From the entries below, gather each line containing the word "JSON".
## start Entries provided
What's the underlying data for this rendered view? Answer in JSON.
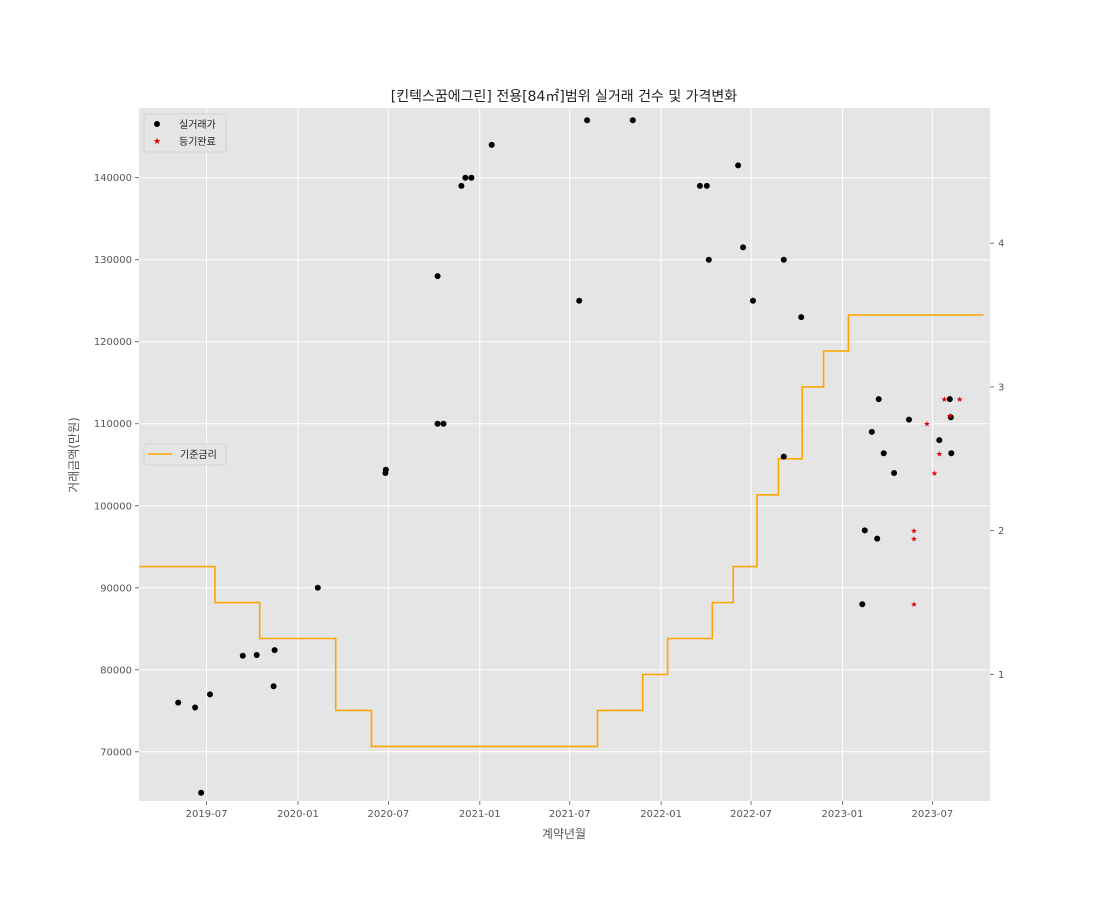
{
  "chart_data": {
    "type": "scatter",
    "title": "[킨텍스꿈에그린] 전용[84㎡]범위 실거래 건수 및 가격변화",
    "xlabel": "계약년월",
    "ylabel": "거래금액(만원)",
    "xlim": [
      "2019-02-15",
      "2023-10-25"
    ],
    "ylim": [
      64000,
      148500
    ],
    "y2lim": [
      0.12,
      4.94
    ],
    "x_ticks": [
      "2019-07",
      "2020-01",
      "2020-07",
      "2021-01",
      "2021-07",
      "2022-01",
      "2022-07",
      "2023-01",
      "2023-07"
    ],
    "y_ticks": [
      70000,
      80000,
      90000,
      100000,
      110000,
      120000,
      130000,
      140000
    ],
    "y2_ticks": [
      1,
      2,
      3,
      4
    ],
    "grid": true,
    "colors": {
      "background": "#e5e5e5",
      "grid": "#ffffff",
      "trades": "#000000",
      "registered": "#dd0000",
      "rate": "#ffa500"
    },
    "legends": [
      {
        "placement": "upper-left",
        "entries": [
          {
            "label": "실거래가",
            "marker": "dot",
            "color": "#000000"
          },
          {
            "label": "등기완료",
            "marker": "star",
            "color": "#dd0000"
          }
        ]
      },
      {
        "placement": "center-left",
        "entries": [
          {
            "label": "기준금리",
            "marker": "line",
            "color": "#ffa500"
          }
        ]
      }
    ],
    "series": [
      {
        "name": "실거래가",
        "type": "scatter",
        "points": [
          [
            "2019-05-05",
            76000
          ],
          [
            "2019-06-08",
            75400
          ],
          [
            "2019-06-20",
            65000
          ],
          [
            "2019-07-08",
            77000
          ],
          [
            "2019-09-12",
            81700
          ],
          [
            "2019-10-10",
            81800
          ],
          [
            "2019-11-13",
            78000
          ],
          [
            "2019-11-15",
            82400
          ],
          [
            "2020-02-10",
            90000
          ],
          [
            "2020-06-25",
            104000
          ],
          [
            "2020-06-26",
            104400
          ],
          [
            "2020-10-08",
            128000
          ],
          [
            "2020-10-08",
            110000
          ],
          [
            "2020-10-20",
            110000
          ],
          [
            "2020-11-25",
            139000
          ],
          [
            "2020-12-03",
            140000
          ],
          [
            "2020-12-15",
            140000
          ],
          [
            "2021-01-25",
            144000
          ],
          [
            "2021-07-20",
            125000
          ],
          [
            "2021-08-05",
            147000
          ],
          [
            "2021-11-05",
            147000
          ],
          [
            "2022-03-20",
            139000
          ],
          [
            "2022-04-03",
            139000
          ],
          [
            "2022-04-07",
            130000
          ],
          [
            "2022-06-05",
            141500
          ],
          [
            "2022-06-15",
            131500
          ],
          [
            "2022-07-05",
            125000
          ],
          [
            "2022-09-05",
            130000
          ],
          [
            "2022-09-05",
            106000
          ],
          [
            "2022-10-10",
            123000
          ],
          [
            "2023-02-10",
            88000
          ],
          [
            "2023-02-15",
            97000
          ],
          [
            "2023-03-01",
            109000
          ],
          [
            "2023-03-12",
            96000
          ],
          [
            "2023-03-15",
            113000
          ],
          [
            "2023-03-25",
            106400
          ],
          [
            "2023-04-15",
            104000
          ],
          [
            "2023-05-15",
            110500
          ],
          [
            "2023-07-15",
            108000
          ],
          [
            "2023-08-05",
            113000
          ],
          [
            "2023-08-07",
            110800
          ],
          [
            "2023-08-08",
            106400
          ]
        ]
      },
      {
        "name": "등기완료",
        "type": "scatter",
        "points": [
          [
            "2023-05-25",
            97000
          ],
          [
            "2023-05-25",
            96000
          ],
          [
            "2023-05-25",
            88000
          ],
          [
            "2023-06-20",
            110000
          ],
          [
            "2023-07-05",
            104000
          ],
          [
            "2023-07-15",
            106400
          ],
          [
            "2023-07-25",
            113000
          ],
          [
            "2023-08-05",
            111000
          ],
          [
            "2023-08-25",
            113000
          ]
        ]
      },
      {
        "name": "기준금리",
        "type": "step",
        "axis": "right",
        "points": [
          [
            "2019-02-15",
            1.75
          ],
          [
            "2019-07-18",
            1.5
          ],
          [
            "2019-10-16",
            1.25
          ],
          [
            "2020-03-17",
            0.75
          ],
          [
            "2020-05-28",
            0.5
          ],
          [
            "2021-08-26",
            0.75
          ],
          [
            "2021-11-25",
            1.0
          ],
          [
            "2022-01-14",
            1.25
          ],
          [
            "2022-04-14",
            1.5
          ],
          [
            "2022-05-26",
            1.75
          ],
          [
            "2022-07-13",
            2.25
          ],
          [
            "2022-08-25",
            2.5
          ],
          [
            "2022-10-12",
            3.0
          ],
          [
            "2022-11-24",
            3.25
          ],
          [
            "2023-01-13",
            3.5
          ],
          [
            "2023-10-12",
            3.5
          ]
        ]
      }
    ]
  }
}
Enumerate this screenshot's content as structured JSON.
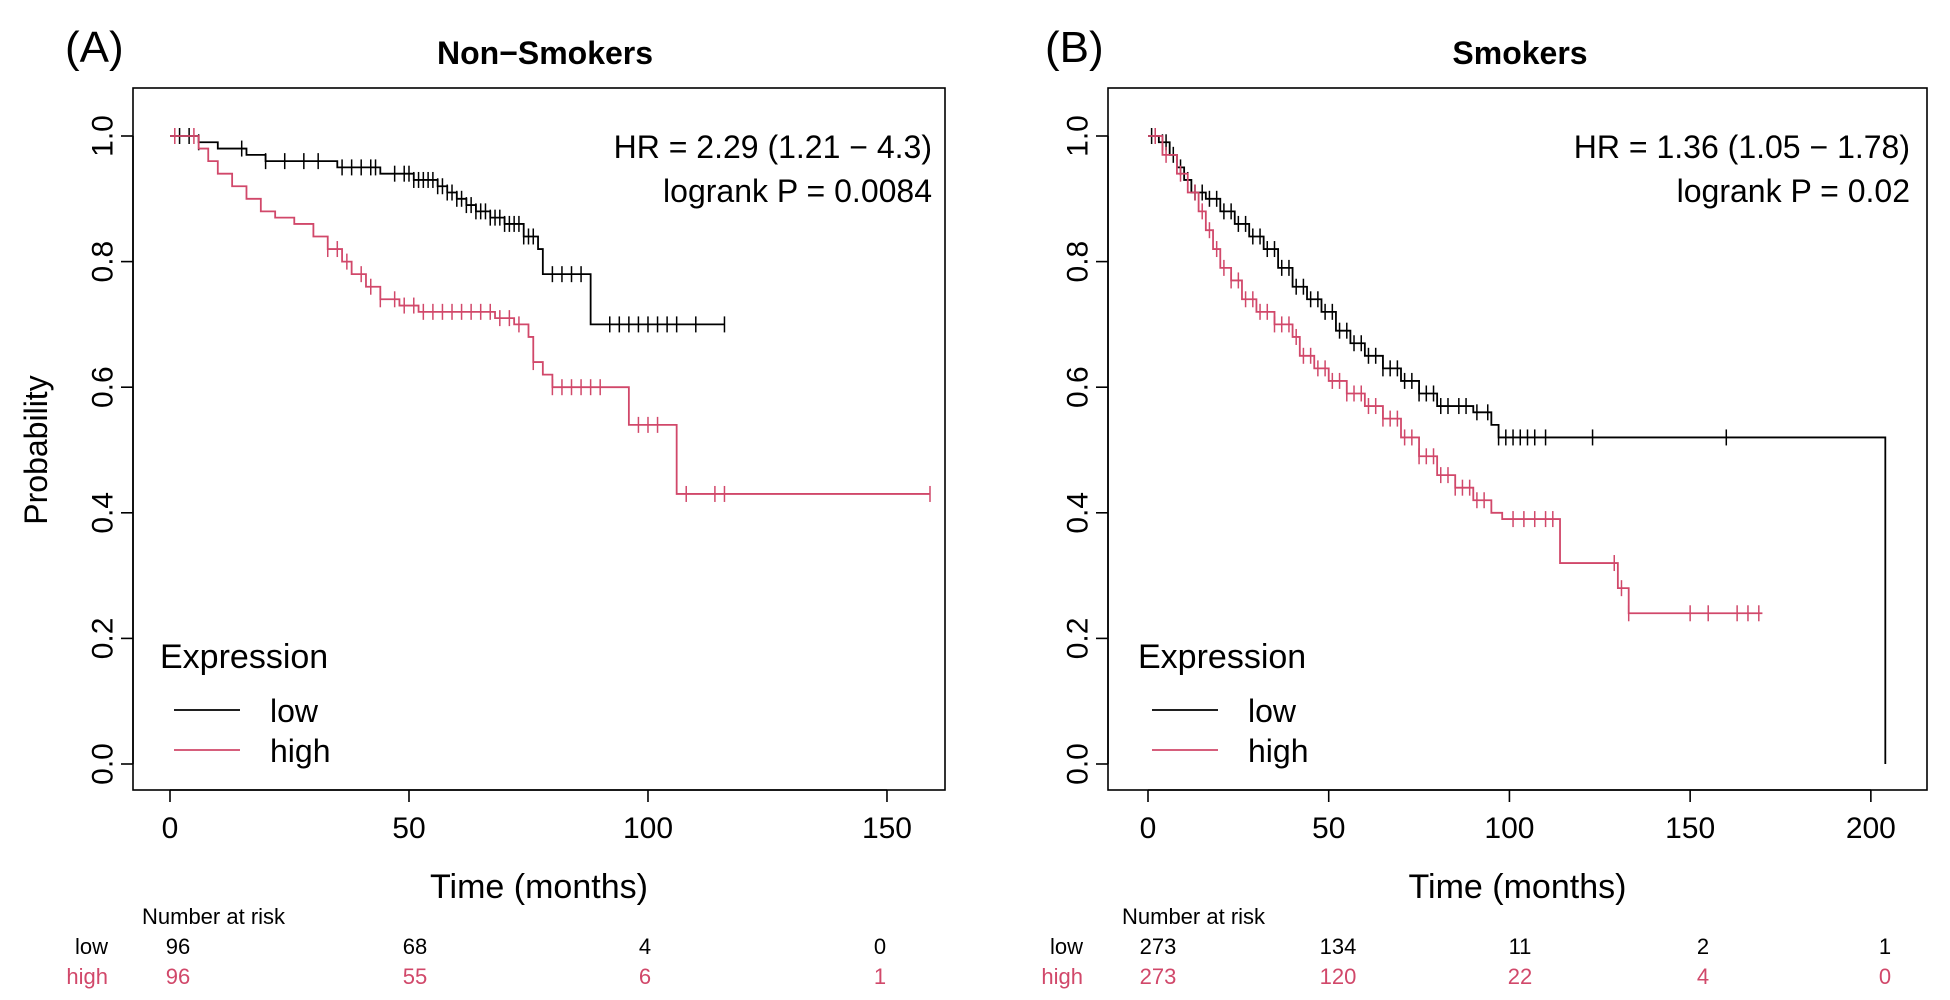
{
  "colors": {
    "low": "#000000",
    "high": "#D1486A"
  },
  "chart_data": [
    {
      "type": "line",
      "panel_label": "(A)",
      "title": "Non−Smokers",
      "xlabel": "Time (months)",
      "ylabel": "Probability",
      "xlim": [
        0,
        160
      ],
      "ylim": [
        0,
        1
      ],
      "x_ticks": [
        "0",
        "50",
        "100",
        "150"
      ],
      "x_tick_values": [
        0,
        50,
        100,
        150
      ],
      "y_ticks": [
        "0.0",
        "0.2",
        "0.4",
        "0.6",
        "0.8",
        "1.0"
      ],
      "y_tick_values": [
        0,
        0.2,
        0.4,
        0.6,
        0.8,
        1.0
      ],
      "grid": false,
      "legend": {
        "title": "Expression",
        "placement": "bottom-left",
        "entries": [
          "low",
          "high"
        ]
      },
      "annotation": {
        "hr": "HR = 2.29 (1.21 − 4.3)",
        "logrank": "logrank P = 0.0084"
      },
      "series": [
        {
          "name": "low",
          "steps": [
            [
              0,
              1.0
            ],
            [
              6,
              0.99
            ],
            [
              10,
              0.98
            ],
            [
              16,
              0.97
            ],
            [
              20,
              0.96
            ],
            [
              35,
              0.95
            ],
            [
              44,
              0.94
            ],
            [
              51,
              0.93
            ],
            [
              56,
              0.92
            ],
            [
              58,
              0.91
            ],
            [
              60,
              0.9
            ],
            [
              62,
              0.89
            ],
            [
              64,
              0.88
            ],
            [
              67,
              0.87
            ],
            [
              70,
              0.86
            ],
            [
              74,
              0.84
            ],
            [
              77,
              0.82
            ],
            [
              78,
              0.78
            ],
            [
              88,
              0.78
            ],
            [
              88,
              0.7
            ],
            [
              116,
              0.7
            ]
          ],
          "censor_times": [
            2,
            4,
            6,
            15,
            20,
            24,
            28,
            31,
            36,
            38,
            40,
            42,
            43,
            47,
            49,
            50,
            51,
            52,
            53,
            54,
            55,
            56,
            57,
            58,
            59,
            60,
            61,
            62,
            63,
            64,
            65,
            66,
            67,
            68,
            69,
            70,
            71,
            72,
            73,
            74,
            75,
            76,
            80,
            82,
            84,
            86,
            92,
            94,
            96,
            98,
            100,
            102,
            104,
            106,
            110,
            116
          ]
        },
        {
          "name": "high",
          "steps": [
            [
              0,
              1.0
            ],
            [
              6,
              0.98
            ],
            [
              8,
              0.96
            ],
            [
              10,
              0.94
            ],
            [
              13,
              0.92
            ],
            [
              16,
              0.9
            ],
            [
              19,
              0.88
            ],
            [
              22,
              0.87
            ],
            [
              26,
              0.86
            ],
            [
              30,
              0.84
            ],
            [
              33,
              0.82
            ],
            [
              36,
              0.8
            ],
            [
              38,
              0.78
            ],
            [
              41,
              0.76
            ],
            [
              44,
              0.74
            ],
            [
              48,
              0.73
            ],
            [
              52,
              0.72
            ],
            [
              68,
              0.71
            ],
            [
              72,
              0.7
            ],
            [
              75,
              0.68
            ],
            [
              76,
              0.64
            ],
            [
              78,
              0.62
            ],
            [
              80,
              0.6
            ],
            [
              96,
              0.6
            ],
            [
              96,
              0.54
            ],
            [
              106,
              0.54
            ],
            [
              106,
              0.43
            ],
            [
              159,
              0.43
            ]
          ],
          "censor_times": [
            1,
            5,
            33,
            35,
            37,
            40,
            42,
            44,
            47,
            49,
            51,
            53,
            55,
            57,
            59,
            61,
            63,
            65,
            67,
            69,
            71,
            73,
            76,
            80,
            82,
            84,
            86,
            88,
            90,
            98,
            100,
            102,
            108,
            114,
            116,
            159
          ]
        }
      ],
      "at_risk": {
        "header": "Number at risk",
        "rows": [
          {
            "label": "low",
            "values": [
              "96",
              "68",
              "4",
              "0"
            ]
          },
          {
            "label": "high",
            "values": [
              "96",
              "55",
              "6",
              "1"
            ]
          }
        ]
      }
    },
    {
      "type": "line",
      "panel_label": "(B)",
      "title": "Smokers",
      "xlabel": "Time (months)",
      "ylabel": "",
      "xlim": [
        0,
        210
      ],
      "ylim": [
        0,
        1
      ],
      "x_ticks": [
        "0",
        "50",
        "100",
        "150",
        "200"
      ],
      "x_tick_values": [
        0,
        50,
        100,
        150,
        200
      ],
      "y_ticks": [
        "0.0",
        "0.2",
        "0.4",
        "0.6",
        "0.8",
        "1.0"
      ],
      "y_tick_values": [
        0,
        0.2,
        0.4,
        0.6,
        0.8,
        1.0
      ],
      "grid": false,
      "legend": {
        "title": "Expression",
        "placement": "bottom-left",
        "entries": [
          "low",
          "high"
        ]
      },
      "annotation": {
        "hr": "HR = 1.36 (1.05 − 1.78)",
        "logrank": "logrank P = 0.02"
      },
      "series": [
        {
          "name": "low",
          "steps": [
            [
              0,
              1.0
            ],
            [
              3,
              0.99
            ],
            [
              6,
              0.97
            ],
            [
              8,
              0.95
            ],
            [
              10,
              0.93
            ],
            [
              12,
              0.91
            ],
            [
              16,
              0.9
            ],
            [
              20,
              0.88
            ],
            [
              24,
              0.86
            ],
            [
              28,
              0.84
            ],
            [
              32,
              0.82
            ],
            [
              36,
              0.79
            ],
            [
              40,
              0.76
            ],
            [
              44,
              0.74
            ],
            [
              48,
              0.72
            ],
            [
              52,
              0.69
            ],
            [
              56,
              0.67
            ],
            [
              60,
              0.65
            ],
            [
              65,
              0.63
            ],
            [
              70,
              0.61
            ],
            [
              75,
              0.59
            ],
            [
              80,
              0.57
            ],
            [
              90,
              0.56
            ],
            [
              95,
              0.54
            ],
            [
              97,
              0.52
            ],
            [
              204,
              0.52
            ],
            [
              204,
              0.0
            ]
          ],
          "censor_times": [
            1,
            2,
            4,
            5,
            7,
            9,
            11,
            13,
            15,
            17,
            19,
            21,
            23,
            25,
            27,
            29,
            31,
            33,
            35,
            37,
            39,
            41,
            43,
            45,
            47,
            49,
            51,
            53,
            55,
            57,
            59,
            61,
            63,
            65,
            67,
            69,
            71,
            73,
            75,
            77,
            79,
            81,
            83,
            86,
            88,
            91,
            94,
            97,
            99,
            101,
            103,
            105,
            107,
            110,
            123,
            160
          ]
        },
        {
          "name": "high",
          "steps": [
            [
              0,
              1.0
            ],
            [
              4,
              0.97
            ],
            [
              8,
              0.94
            ],
            [
              11,
              0.91
            ],
            [
              14,
              0.88
            ],
            [
              16,
              0.85
            ],
            [
              18,
              0.82
            ],
            [
              20,
              0.79
            ],
            [
              23,
              0.77
            ],
            [
              26,
              0.74
            ],
            [
              30,
              0.72
            ],
            [
              35,
              0.7
            ],
            [
              40,
              0.68
            ],
            [
              42,
              0.65
            ],
            [
              46,
              0.63
            ],
            [
              50,
              0.61
            ],
            [
              55,
              0.59
            ],
            [
              60,
              0.57
            ],
            [
              65,
              0.55
            ],
            [
              70,
              0.52
            ],
            [
              75,
              0.49
            ],
            [
              80,
              0.46
            ],
            [
              85,
              0.44
            ],
            [
              90,
              0.42
            ],
            [
              95,
              0.4
            ],
            [
              98,
              0.39
            ],
            [
              114,
              0.39
            ],
            [
              114,
              0.32
            ],
            [
              128,
              0.32
            ],
            [
              130,
              0.28
            ],
            [
              133,
              0.24
            ],
            [
              170,
              0.24
            ]
          ],
          "censor_times": [
            2,
            5,
            9,
            13,
            15,
            17,
            19,
            21,
            23,
            25,
            27,
            29,
            31,
            33,
            35,
            37,
            39,
            41,
            43,
            45,
            47,
            49,
            51,
            53,
            55,
            57,
            59,
            61,
            63,
            65,
            67,
            69,
            71,
            73,
            75,
            77,
            79,
            81,
            83,
            85,
            87,
            89,
            91,
            93,
            101,
            104,
            107,
            110,
            112,
            129,
            131,
            133,
            150,
            155,
            163,
            166,
            169
          ]
        }
      ],
      "at_risk": {
        "header": "Number at risk",
        "rows": [
          {
            "label": "low",
            "values": [
              "273",
              "134",
              "11",
              "2",
              "1"
            ]
          },
          {
            "label": "high",
            "values": [
              "273",
              "120",
              "22",
              "4",
              "0"
            ]
          }
        ]
      }
    }
  ]
}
## end Entries provided
## Final answer
What's the underlying data for this rendered view? Answer in JSON.
Enumerate this screenshot's content as structured JSON.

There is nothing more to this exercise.